Extracted data entries:
☆ ☆ ☆ ☆

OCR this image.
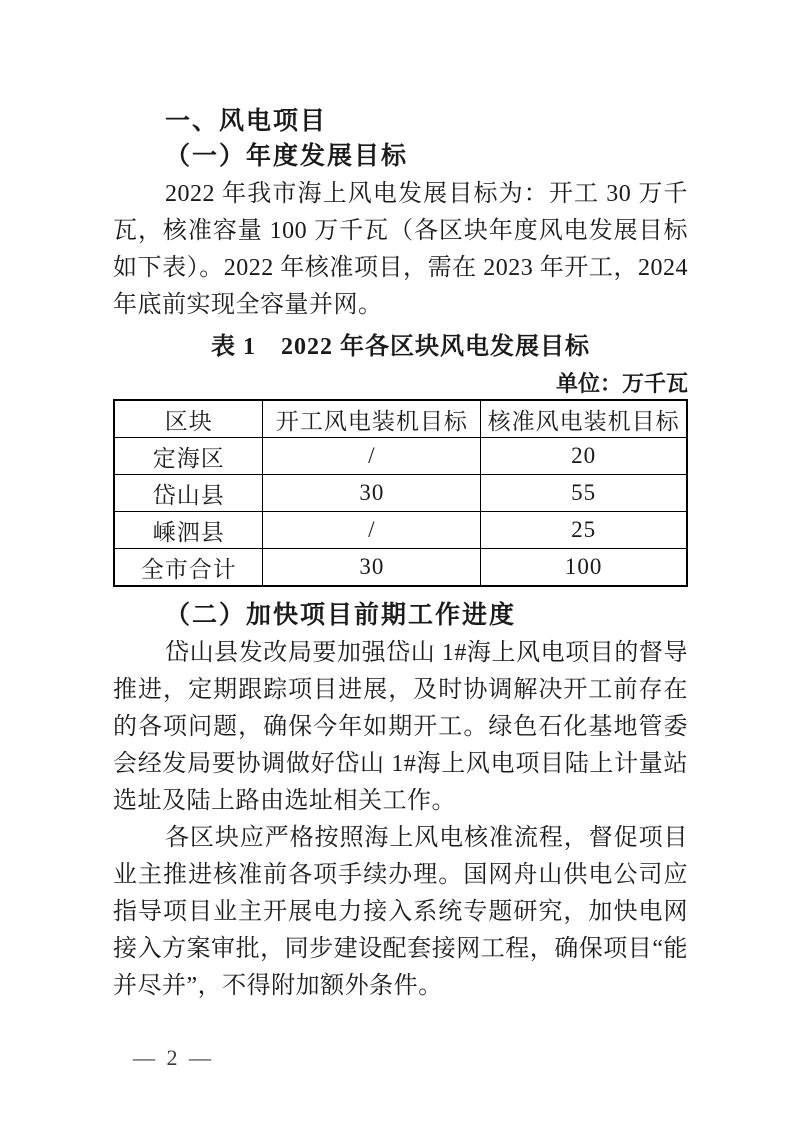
一、风电项目
（一）年度发展目标

2022 年我市海上风电发展目标为：开工 30 万千瓦，核准容量 100 万千瓦（各区块年度风电发展目标如下表）。2022 年核准项目，需在 2023 年开工，2024 年底前实现全容量并网。

表 1　2022 年各区块风电发展目标
单位：万千瓦
区块	开工风电装机目标	核准风电装机目标
定海区	/	20
岱山县	30	55
嵊泗县	/	25
全市合计	30	100
（二）加快项目前期工作进度

岱山县发改局要加强岱山 1#海上风电项目的督导推进，定期跟踪项目进展，及时协调解决开工前存在的各项问题，确保今年如期开工。绿色石化基地管委会经发局要协调做好岱山 1#海上风电项目陆上计量站选址及陆上路由选址相关工作。

各区块应严格按照海上风电核准流程，督促项目业主推进核准前各项手续办理。国网舟山供电公司应指导项目业主开展电力接入系统专题研究，加快电网接入方案审批，同步建设配套接网工程，确保项目“能并尽并”，不得附加额外条件。

— 2 —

☆ ☆ ☆ ☆

Leave images out of the retyped records; keep all else exact.

OCR this image.
一、风电项目
（一）年度发展目标

2022 年我市海上风电发展目标为：开工 30 万千瓦，核准容量 100 万千瓦（各区块年度风电发展目标如下表）。2022 年核准项目，需在 2023 年开工，2024 年底前实现全容量并网。

表 1　2022 年各区块风电发展目标
单位：万千瓦
区块	开工风电装机目标	核准风电装机目标
定海区	/	20
岱山县	30	55
嵊泗县	/	25
全市合计	30	100
（二）加快项目前期工作进度

岱山县发改局要加强岱山 1#海上风电项目的督导推进，定期跟踪项目进展，及时协调解决开工前存在的各项问题，确保今年如期开工。绿色石化基地管委会经发局要协调做好岱山 1#海上风电项目陆上计量站选址及陆上路由选址相关工作。

各区块应严格按照海上风电核准流程，督促项目业主推进核准前各项手续办理。国网舟山供电公司应指导项目业主开展电力接入系统专题研究，加快电网接入方案审批，同步建设配套接网工程，确保项目“能并尽并”，不得附加额外条件。

— 2 —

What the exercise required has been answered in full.